▶ Task requirements:
Pick every line with "green" from the material below.

▶ Input data:
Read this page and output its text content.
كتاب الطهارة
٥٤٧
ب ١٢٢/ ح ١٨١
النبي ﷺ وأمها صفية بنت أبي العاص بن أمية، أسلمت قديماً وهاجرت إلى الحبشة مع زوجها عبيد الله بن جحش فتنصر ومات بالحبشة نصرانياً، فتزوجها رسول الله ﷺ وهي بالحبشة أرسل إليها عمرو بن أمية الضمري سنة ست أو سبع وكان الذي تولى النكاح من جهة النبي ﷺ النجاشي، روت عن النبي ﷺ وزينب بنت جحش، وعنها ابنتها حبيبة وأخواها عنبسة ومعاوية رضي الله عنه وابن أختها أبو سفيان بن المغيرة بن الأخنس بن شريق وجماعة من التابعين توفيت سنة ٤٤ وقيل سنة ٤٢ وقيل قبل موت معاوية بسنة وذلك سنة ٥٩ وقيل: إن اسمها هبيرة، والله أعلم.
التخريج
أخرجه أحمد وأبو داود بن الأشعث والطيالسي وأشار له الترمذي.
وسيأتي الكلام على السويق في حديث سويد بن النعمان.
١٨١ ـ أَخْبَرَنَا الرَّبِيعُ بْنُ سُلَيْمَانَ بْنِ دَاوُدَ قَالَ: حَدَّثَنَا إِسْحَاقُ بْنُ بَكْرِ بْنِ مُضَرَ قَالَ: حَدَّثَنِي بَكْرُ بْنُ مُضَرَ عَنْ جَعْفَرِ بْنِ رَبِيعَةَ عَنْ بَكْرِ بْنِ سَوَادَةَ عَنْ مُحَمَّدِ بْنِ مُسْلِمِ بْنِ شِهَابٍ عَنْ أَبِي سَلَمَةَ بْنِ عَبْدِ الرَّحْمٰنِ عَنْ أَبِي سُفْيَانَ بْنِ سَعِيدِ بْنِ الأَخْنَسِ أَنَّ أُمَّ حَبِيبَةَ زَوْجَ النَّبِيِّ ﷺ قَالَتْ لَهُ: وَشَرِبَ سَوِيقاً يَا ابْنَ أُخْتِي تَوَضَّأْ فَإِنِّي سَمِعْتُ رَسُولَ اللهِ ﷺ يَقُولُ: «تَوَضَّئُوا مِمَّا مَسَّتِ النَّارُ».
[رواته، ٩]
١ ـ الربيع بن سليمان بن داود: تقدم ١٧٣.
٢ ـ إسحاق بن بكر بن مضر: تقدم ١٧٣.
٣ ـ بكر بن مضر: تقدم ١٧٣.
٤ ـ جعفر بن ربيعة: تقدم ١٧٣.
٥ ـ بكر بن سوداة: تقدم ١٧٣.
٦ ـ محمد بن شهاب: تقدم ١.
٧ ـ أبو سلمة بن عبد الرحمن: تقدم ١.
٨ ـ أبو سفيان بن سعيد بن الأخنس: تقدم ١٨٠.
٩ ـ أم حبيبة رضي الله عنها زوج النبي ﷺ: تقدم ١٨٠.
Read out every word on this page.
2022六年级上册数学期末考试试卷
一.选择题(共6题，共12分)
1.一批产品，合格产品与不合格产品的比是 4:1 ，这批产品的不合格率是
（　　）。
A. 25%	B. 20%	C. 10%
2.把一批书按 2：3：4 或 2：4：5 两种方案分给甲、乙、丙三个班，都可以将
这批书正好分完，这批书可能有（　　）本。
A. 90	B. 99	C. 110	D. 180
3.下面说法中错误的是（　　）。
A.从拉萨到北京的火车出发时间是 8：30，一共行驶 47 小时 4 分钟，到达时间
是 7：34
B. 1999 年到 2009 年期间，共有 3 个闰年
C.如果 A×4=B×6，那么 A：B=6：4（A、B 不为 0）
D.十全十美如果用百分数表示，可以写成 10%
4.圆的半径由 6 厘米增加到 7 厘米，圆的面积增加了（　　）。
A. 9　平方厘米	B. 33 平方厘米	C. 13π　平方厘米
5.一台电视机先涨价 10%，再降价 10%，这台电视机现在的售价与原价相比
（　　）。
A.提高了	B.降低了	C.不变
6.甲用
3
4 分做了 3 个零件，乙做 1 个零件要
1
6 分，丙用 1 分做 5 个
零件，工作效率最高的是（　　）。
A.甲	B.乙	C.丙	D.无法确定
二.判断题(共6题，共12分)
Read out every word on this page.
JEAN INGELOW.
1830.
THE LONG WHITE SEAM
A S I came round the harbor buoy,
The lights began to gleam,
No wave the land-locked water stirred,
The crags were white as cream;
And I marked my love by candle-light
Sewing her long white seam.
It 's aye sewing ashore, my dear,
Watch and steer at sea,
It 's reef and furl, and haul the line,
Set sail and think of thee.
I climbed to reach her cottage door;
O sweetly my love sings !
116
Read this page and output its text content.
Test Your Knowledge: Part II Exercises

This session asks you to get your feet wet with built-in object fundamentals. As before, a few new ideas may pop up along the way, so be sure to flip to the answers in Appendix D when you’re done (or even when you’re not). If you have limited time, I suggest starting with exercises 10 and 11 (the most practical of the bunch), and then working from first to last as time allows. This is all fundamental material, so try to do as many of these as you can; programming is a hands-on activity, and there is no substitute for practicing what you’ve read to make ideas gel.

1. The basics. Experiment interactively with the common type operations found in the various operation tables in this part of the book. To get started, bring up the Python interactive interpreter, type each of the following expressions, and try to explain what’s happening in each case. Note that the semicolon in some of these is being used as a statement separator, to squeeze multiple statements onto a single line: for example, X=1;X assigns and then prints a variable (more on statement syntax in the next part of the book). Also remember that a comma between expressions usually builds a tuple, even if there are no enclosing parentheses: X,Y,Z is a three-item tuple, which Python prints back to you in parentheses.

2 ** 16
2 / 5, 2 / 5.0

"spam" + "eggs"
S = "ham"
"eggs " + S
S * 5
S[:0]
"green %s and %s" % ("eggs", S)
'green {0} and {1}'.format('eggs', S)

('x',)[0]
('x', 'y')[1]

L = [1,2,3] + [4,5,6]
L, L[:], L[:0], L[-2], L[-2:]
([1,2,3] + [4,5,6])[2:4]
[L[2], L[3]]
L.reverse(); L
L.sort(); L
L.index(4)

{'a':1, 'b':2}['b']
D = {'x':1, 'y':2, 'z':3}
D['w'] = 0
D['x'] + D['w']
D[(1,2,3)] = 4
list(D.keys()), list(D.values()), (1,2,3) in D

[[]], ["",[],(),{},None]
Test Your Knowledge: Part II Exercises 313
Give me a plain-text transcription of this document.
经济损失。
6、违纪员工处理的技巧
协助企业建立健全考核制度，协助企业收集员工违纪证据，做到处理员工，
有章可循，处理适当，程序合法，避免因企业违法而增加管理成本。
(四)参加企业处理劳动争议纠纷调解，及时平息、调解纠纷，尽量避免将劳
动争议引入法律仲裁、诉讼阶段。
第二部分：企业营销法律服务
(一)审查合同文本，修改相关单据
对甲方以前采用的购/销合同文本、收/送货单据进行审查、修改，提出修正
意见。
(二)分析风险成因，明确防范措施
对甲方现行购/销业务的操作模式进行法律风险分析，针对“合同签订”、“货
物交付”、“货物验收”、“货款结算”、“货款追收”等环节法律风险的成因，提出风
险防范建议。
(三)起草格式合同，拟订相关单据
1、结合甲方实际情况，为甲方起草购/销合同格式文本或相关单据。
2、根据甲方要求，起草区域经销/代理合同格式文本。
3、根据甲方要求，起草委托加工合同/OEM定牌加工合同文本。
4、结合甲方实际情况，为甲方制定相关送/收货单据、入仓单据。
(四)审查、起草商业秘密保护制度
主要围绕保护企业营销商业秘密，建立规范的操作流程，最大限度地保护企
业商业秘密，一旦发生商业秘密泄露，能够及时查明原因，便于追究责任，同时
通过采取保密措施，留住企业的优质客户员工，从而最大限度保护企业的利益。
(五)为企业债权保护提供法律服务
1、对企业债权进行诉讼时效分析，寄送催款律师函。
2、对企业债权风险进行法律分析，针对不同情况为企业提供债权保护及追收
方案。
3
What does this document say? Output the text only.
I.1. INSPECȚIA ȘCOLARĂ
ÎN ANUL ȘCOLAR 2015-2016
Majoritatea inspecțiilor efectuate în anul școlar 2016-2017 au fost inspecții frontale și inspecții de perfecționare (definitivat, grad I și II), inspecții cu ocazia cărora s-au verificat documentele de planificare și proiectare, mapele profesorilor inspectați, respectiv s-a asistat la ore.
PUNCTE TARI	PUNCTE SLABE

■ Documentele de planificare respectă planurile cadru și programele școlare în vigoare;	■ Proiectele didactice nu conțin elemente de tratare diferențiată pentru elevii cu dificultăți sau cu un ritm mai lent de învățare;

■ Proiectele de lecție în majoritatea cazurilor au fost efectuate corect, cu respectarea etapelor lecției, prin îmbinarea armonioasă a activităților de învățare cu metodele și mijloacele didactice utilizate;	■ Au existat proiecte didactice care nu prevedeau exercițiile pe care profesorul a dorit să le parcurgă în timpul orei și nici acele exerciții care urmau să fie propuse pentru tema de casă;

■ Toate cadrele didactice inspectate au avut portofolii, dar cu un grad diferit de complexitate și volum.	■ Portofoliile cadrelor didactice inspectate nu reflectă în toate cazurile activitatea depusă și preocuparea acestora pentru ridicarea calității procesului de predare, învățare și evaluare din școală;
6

▶ Exercise output:
"green %s and %s" % ("eggs", S)
'green {0} and {1}'.format('eggs', S)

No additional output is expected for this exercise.